[Task details]: Output every line below without omitting or altering anything.

[Available data]:
>>

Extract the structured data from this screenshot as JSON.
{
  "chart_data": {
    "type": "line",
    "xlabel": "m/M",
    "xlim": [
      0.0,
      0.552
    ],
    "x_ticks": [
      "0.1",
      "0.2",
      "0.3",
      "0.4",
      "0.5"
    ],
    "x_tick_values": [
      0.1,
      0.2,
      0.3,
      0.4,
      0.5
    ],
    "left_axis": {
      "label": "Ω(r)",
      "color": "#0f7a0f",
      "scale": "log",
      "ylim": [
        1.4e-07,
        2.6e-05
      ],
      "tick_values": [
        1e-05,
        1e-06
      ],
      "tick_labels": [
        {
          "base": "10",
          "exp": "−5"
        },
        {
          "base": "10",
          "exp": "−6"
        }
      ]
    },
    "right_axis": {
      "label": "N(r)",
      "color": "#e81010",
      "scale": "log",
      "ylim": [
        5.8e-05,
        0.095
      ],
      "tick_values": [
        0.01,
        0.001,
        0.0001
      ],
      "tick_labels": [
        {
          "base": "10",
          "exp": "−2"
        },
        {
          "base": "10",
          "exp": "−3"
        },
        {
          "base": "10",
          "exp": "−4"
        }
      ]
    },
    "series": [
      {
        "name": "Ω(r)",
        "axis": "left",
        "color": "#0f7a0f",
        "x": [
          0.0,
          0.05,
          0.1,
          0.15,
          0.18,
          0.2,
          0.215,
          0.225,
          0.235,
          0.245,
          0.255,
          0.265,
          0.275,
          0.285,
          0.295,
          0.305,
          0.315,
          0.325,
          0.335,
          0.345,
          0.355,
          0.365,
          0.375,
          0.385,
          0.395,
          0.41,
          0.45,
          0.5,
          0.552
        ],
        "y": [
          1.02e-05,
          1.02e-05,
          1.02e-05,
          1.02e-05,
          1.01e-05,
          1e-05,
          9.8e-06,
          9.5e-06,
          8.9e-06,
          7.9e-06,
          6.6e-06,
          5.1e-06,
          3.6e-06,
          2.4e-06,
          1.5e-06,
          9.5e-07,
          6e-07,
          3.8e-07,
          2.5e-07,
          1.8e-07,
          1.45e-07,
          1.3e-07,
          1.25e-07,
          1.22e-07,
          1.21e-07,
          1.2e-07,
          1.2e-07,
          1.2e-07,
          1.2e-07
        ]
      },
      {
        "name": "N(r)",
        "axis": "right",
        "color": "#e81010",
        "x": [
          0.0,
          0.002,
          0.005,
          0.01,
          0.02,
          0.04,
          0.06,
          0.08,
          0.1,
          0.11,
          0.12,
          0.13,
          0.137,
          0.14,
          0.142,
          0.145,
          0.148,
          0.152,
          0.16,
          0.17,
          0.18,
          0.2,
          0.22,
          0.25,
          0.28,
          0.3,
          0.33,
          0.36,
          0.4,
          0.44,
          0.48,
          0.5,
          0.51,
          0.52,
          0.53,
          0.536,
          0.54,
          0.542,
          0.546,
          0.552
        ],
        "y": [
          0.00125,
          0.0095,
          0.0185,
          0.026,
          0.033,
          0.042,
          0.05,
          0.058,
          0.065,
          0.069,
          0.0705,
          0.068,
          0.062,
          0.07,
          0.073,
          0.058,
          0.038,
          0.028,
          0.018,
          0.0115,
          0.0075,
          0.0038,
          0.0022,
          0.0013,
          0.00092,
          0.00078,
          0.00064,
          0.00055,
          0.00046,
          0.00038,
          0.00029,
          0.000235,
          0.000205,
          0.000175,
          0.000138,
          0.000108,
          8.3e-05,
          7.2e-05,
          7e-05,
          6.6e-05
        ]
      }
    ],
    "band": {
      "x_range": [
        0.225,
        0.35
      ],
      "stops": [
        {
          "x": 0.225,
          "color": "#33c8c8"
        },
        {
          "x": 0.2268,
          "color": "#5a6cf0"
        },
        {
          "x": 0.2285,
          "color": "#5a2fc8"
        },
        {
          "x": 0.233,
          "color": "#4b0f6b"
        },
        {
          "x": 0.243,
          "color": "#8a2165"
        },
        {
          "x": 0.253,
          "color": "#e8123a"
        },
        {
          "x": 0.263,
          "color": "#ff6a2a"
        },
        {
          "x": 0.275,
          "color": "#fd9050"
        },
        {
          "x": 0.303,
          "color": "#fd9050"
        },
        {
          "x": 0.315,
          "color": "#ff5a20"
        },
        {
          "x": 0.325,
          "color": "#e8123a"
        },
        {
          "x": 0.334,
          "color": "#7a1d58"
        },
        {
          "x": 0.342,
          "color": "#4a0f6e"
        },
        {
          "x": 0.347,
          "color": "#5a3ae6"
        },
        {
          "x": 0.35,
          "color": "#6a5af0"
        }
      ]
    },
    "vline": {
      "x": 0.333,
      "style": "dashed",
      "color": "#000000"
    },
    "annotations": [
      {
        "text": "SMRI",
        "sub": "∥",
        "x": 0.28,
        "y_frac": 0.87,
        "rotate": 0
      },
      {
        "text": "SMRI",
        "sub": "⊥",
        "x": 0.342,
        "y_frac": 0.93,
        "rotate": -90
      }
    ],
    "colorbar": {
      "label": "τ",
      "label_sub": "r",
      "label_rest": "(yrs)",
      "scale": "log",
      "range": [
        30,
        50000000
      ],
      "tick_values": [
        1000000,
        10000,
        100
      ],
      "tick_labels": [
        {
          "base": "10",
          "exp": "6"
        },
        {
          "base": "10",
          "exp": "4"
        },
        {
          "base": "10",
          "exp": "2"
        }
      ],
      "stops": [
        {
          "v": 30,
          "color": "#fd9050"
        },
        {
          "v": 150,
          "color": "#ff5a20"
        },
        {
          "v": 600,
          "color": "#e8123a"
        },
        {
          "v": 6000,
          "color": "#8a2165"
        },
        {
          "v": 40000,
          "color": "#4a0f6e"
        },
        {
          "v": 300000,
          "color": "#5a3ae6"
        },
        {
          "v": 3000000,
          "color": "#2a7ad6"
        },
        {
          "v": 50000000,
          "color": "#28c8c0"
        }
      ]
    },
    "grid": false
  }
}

<<

[Output of the task]:
Extract the structured data from this screenshot as JSON.
{
  "chart_data": {
    "type": "line",
    "xlabel": "m/M",
    "xlim": [
      0.0,
      0.552
    ],
    "x_ticks": [
      "0.1",
      "0.2",
      "0.3",
      "0.4",
      "0.5"
    ],
    "x_tick_values": [
      0.1,
      0.2,
      0.3,
      0.4,
      0.5
    ],
    "left_axis": {
      "label": "Ω(r)",
      "color": "#0f7a0f",
      "scale": "log",
      "ylim": [
        1.4e-07,
        2.6e-05
      ],
      "tick_values": [
        1e-05,
        1e-06
      ],
      "tick_labels": [
        {
          "base": "10",
          "exp": "−5"
        },
        {
          "base": "10",
          "exp": "−6"
        }
      ]
    },
    "right_axis": {
      "label": "N(r)",
      "color": "#e81010",
      "scale": "log",
      "ylim": [
        5.8e-05,
        0.095
      ],
      "tick_values": [
        0.01,
        0.001,
        0.0001
      ],
      "tick_labels": [
        {
          "base": "10",
          "exp": "−2"
        },
        {
          "base": "10",
          "exp": "−3"
        },
        {
          "base": "10",
          "exp": "−4"
        }
      ]
    },
    "series": [
      {
        "name": "Ω(r)",
        "axis": "left",
        "color": "#0f7a0f",
        "x": [
          0.0,
          0.05,
          0.1,
          0.15,
          0.18,
          0.2,
          0.215,
          0.225,
          0.235,
          0.245,
          0.255,
          0.265,
          0.275,
          0.285,
          0.295,
          0.305,
          0.315,
          0.325,
          0.335,
          0.345,
          0.355,
          0.365,
          0.375,
          0.385,
          0.395,
          0.41,
          0.45,
          0.5,
          0.552
        ],
        "y": [
          1.02e-05,
          1.02e-05,
          1.02e-05,
          1.02e-05,
          1.01e-05,
          1e-05,
          9.8e-06,
          9.5e-06,
          8.9e-06,
          7.9e-06,
          6.6e-06,
          5.1e-06,
          3.6e-06,
          2.4e-06,
          1.5e-06,
          9.5e-07,
          6e-07,
          3.8e-07,
          2.5e-07,
          1.8e-07,
          1.45e-07,
          1.3e-07,
          1.25e-07,
          1.22e-07,
          1.21e-07,
          1.2e-07,
          1.2e-07,
          1.2e-07,
          1.2e-07
        ]
      },
      {
        "name": "N(r)",
        "axis": "right",
        "color": "#e81010",
        "x": [
          0.0,
          0.002,
          0.005,
          0.01,
          0.02,
          0.04,
          0.06,
          0.08,
          0.1,
          0.11,
          0.12,
          0.13,
          0.137,
          0.14,
          0.142,
          0.145,
          0.148,
          0.152,
          0.16,
          0.17,
          0.18,
          0.2,
          0.22,
          0.25,
          0.28,
          0.3,
          0.33,
          0.36,
          0.4,
          0.44,
          0.48,
          0.5,
          0.51,
          0.52,
          0.53,
          0.536,
          0.54,
          0.542,
          0.546,
          0.552
        ],
        "y": [
          0.00125,
          0.0095,
          0.0185,
          0.026,
          0.033,
          0.042,
          0.05,
          0.058,
          0.065,
          0.069,
          0.0705,
          0.068,
          0.062,
          0.07,
          0.073,
          0.058,
          0.038,
          0.028,
          0.018,
          0.0115,
          0.0075,
          0.0038,
          0.0022,
          0.0013,
          0.00092,
          0.00078,
          0.00064,
          0.00055,
          0.00046,
          0.00038,
          0.00029,
          0.000235,
          0.000205,
          0.000175,
          0.000138,
          0.000108,
          8.3e-05,
          7.2e-05,
          7e-05,
          6.6e-05
        ]
      }
    ],
    "band": {
      "x_range": [
        0.225,
        0.35
      ],
      "stops": [
        {
          "x": 0.225,
          "color": "#33c8c8"
        },
        {
          "x": 0.2268,
          "color": "#5a6cf0"
        },
        {
          "x": 0.2285,
          "color": "#5a2fc8"
        },
        {
          "x": 0.233,
          "color": "#4b0f6b"
        },
        {
          "x": 0.243,
          "color": "#8a2165"
        },
        {
          "x": 0.253,
          "color": "#e8123a"
        },
        {
          "x": 0.263,
          "color": "#ff6a2a"
        },
        {
          "x": 0.275,
          "color": "#fd9050"
        },
        {
          "x": 0.303,
          "color": "#fd9050"
        },
        {
          "x": 0.315,
          "color": "#ff5a20"
        },
        {
          "x": 0.325,
          "color": "#e8123a"
        },
        {
          "x": 0.334,
          "color": "#7a1d58"
        },
        {
          "x": 0.342,
          "color": "#4a0f6e"
        },
        {
          "x": 0.347,
          "color": "#5a3ae6"
        },
        {
          "x": 0.35,
          "color": "#6a5af0"
        }
      ]
    },
    "vline": {
      "x": 0.333,
      "style": "dashed",
      "color": "#000000"
    },
    "annotations": [
      {
        "text": "SMRI",
        "sub": "∥",
        "x": 0.28,
        "y_frac": 0.87,
        "rotate": 0
      },
      {
        "text": "SMRI",
        "sub": "⊥",
        "x": 0.342,
        "y_frac": 0.93,
        "rotate": -90
      }
    ],
    "colorbar": {
      "label": "τ",
      "label_sub": "r",
      "label_rest": "(yrs)",
      "scale": "log",
      "range": [
        30,
        50000000
      ],
      "tick_values": [
        1000000,
        10000,
        100
      ],
      "tick_labels": [
        {
          "base": "10",
          "exp": "6"
        },
        {
          "base": "10",
          "exp": "4"
        },
        {
          "base": "10",
          "exp": "2"
        }
      ],
      "stops": [
        {
          "v": 30,
          "color": "#fd9050"
        },
        {
          "v": 150,
          "color": "#ff5a20"
        },
        {
          "v": 600,
          "color": "#e8123a"
        },
        {
          "v": 6000,
          "color": "#8a2165"
        },
        {
          "v": 40000,
          "color": "#4a0f6e"
        },
        {
          "v": 300000,
          "color": "#5a3ae6"
        },
        {
          "v": 3000000,
          "color": "#2a7ad6"
        },
        {
          "v": 50000000,
          "color": "#28c8c0"
        }
      ]
    },
    "grid": false
  }
}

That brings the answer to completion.